* [REQUEST]
Without omitting anything, return the records precisely as given.

* [Extracted data entries]
▽

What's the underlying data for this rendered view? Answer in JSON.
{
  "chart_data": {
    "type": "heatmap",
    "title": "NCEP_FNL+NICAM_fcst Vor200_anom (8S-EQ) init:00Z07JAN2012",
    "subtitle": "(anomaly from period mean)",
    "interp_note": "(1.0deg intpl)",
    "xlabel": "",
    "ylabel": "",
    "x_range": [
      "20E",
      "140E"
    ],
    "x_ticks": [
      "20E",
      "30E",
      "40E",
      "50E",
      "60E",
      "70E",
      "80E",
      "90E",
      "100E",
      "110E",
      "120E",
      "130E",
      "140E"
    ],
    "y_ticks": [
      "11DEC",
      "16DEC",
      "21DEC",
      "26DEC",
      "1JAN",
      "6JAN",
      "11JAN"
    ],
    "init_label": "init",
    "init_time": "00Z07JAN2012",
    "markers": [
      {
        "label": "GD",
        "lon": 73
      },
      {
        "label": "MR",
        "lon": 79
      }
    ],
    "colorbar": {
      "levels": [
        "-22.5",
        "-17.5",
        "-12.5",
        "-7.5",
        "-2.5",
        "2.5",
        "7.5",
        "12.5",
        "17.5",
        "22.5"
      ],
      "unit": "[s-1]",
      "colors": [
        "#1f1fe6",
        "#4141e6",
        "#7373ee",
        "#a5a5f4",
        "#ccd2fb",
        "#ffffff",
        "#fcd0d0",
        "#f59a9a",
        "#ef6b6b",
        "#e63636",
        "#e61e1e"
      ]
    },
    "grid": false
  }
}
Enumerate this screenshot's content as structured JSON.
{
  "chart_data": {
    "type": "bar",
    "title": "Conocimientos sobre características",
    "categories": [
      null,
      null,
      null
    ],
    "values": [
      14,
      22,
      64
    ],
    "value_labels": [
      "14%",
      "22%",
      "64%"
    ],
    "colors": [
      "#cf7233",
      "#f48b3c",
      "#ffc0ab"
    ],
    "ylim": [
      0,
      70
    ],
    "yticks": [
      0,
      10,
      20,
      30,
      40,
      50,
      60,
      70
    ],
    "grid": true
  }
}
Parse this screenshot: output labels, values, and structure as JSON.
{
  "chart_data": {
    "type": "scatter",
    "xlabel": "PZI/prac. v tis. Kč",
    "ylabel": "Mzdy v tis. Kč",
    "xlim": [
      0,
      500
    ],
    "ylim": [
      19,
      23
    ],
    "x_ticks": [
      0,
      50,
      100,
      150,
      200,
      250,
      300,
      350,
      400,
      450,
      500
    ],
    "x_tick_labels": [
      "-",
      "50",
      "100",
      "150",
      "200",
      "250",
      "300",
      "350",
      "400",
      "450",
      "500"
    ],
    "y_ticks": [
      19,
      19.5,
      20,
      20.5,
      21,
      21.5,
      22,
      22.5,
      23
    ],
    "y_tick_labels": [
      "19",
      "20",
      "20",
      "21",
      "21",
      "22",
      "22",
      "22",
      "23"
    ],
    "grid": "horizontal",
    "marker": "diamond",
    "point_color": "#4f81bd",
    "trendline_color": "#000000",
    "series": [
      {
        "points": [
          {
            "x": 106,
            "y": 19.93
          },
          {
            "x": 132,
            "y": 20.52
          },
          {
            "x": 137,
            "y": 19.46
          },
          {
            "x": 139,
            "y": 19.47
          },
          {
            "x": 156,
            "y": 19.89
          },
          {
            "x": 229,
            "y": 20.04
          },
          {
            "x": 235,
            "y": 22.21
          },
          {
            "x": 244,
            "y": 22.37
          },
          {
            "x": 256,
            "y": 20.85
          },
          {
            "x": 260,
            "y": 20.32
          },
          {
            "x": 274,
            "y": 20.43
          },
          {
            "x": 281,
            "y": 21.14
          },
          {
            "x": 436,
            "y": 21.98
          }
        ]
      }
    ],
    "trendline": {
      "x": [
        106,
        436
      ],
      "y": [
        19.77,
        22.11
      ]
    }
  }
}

△

* [RESPONSE FOR THIS EXERCISE]
What's the underlying data for this rendered view? Answer in JSON.
{
  "chart_data": {
    "type": "heatmap",
    "title": "NCEP_FNL+NICAM_fcst Vor200_anom (8S-EQ) init:00Z07JAN2012",
    "subtitle": "(anomaly from period mean)",
    "interp_note": "(1.0deg intpl)",
    "xlabel": "",
    "ylabel": "",
    "x_range": [
      "20E",
      "140E"
    ],
    "x_ticks": [
      "20E",
      "30E",
      "40E",
      "50E",
      "60E",
      "70E",
      "80E",
      "90E",
      "100E",
      "110E",
      "120E",
      "130E",
      "140E"
    ],
    "y_ticks": [
      "11DEC",
      "16DEC",
      "21DEC",
      "26DEC",
      "1JAN",
      "6JAN",
      "11JAN"
    ],
    "init_label": "init",
    "init_time": "00Z07JAN2012",
    "markers": [
      {
        "label": "GD",
        "lon": 73
      },
      {
        "label": "MR",
        "lon": 79
      }
    ],
    "colorbar": {
      "levels": [
        "-22.5",
        "-17.5",
        "-12.5",
        "-7.5",
        "-2.5",
        "2.5",
        "7.5",
        "12.5",
        "17.5",
        "22.5"
      ],
      "unit": "[s-1]",
      "colors": [
        "#1f1fe6",
        "#4141e6",
        "#7373ee",
        "#a5a5f4",
        "#ccd2fb",
        "#ffffff",
        "#fcd0d0",
        "#f59a9a",
        "#ef6b6b",
        "#e63636",
        "#e61e1e"
      ]
    },
    "grid": false
  }
}
Enumerate this screenshot's content as structured JSON.
{
  "chart_data": {
    "type": "bar",
    "title": "Conocimientos sobre características",
    "categories": [
      null,
      null,
      null
    ],
    "values": [
      14,
      22,
      64
    ],
    "value_labels": [
      "14%",
      "22%",
      "64%"
    ],
    "colors": [
      "#cf7233",
      "#f48b3c",
      "#ffc0ab"
    ],
    "ylim": [
      0,
      70
    ],
    "yticks": [
      0,
      10,
      20,
      30,
      40,
      50,
      60,
      70
    ],
    "grid": true
  }
}
Parse this screenshot: output labels, values, and structure as JSON.
{
  "chart_data": {
    "type": "scatter",
    "xlabel": "PZI/prac. v tis. Kč",
    "ylabel": "Mzdy v tis. Kč",
    "xlim": [
      0,
      500
    ],
    "ylim": [
      19,
      23
    ],
    "x_ticks": [
      0,
      50,
      100,
      150,
      200,
      250,
      300,
      350,
      400,
      450,
      500
    ],
    "x_tick_labels": [
      "-",
      "50",
      "100",
      "150",
      "200",
      "250",
      "300",
      "350",
      "400",
      "450",
      "500"
    ],
    "y_ticks": [
      19,
      19.5,
      20,
      20.5,
      21,
      21.5,
      22,
      22.5,
      23
    ],
    "y_tick_labels": [
      "19",
      "20",
      "20",
      "21",
      "21",
      "22",
      "22",
      "22",
      "23"
    ],
    "grid": "horizontal",
    "marker": "diamond",
    "point_color": "#4f81bd",
    "trendline_color": "#000000",
    "series": [
      {
        "points": [
          {
            "x": 106,
            "y": 19.93
          },
          {
            "x": 132,
            "y": 20.52
          },
          {
            "x": 137,
            "y": 19.46
          },
          {
            "x": 139,
            "y": 19.47
          },
          {
            "x": 156,
            "y": 19.89
          },
          {
            "x": 229,
            "y": 20.04
          },
          {
            "x": 235,
            "y": 22.21
          },
          {
            "x": 244,
            "y": 22.37
          },
          {
            "x": 256,
            "y": 20.85
          },
          {
            "x": 260,
            "y": 20.32
          },
          {
            "x": 274,
            "y": 20.43
          },
          {
            "x": 281,
            "y": 21.14
          },
          {
            "x": 436,
            "y": 21.98
          }
        ]
      }
    ],
    "trendline": {
      "x": [
        106,
        436
      ],
      "y": [
        19.77,
        22.11
      ]
    }
  }
}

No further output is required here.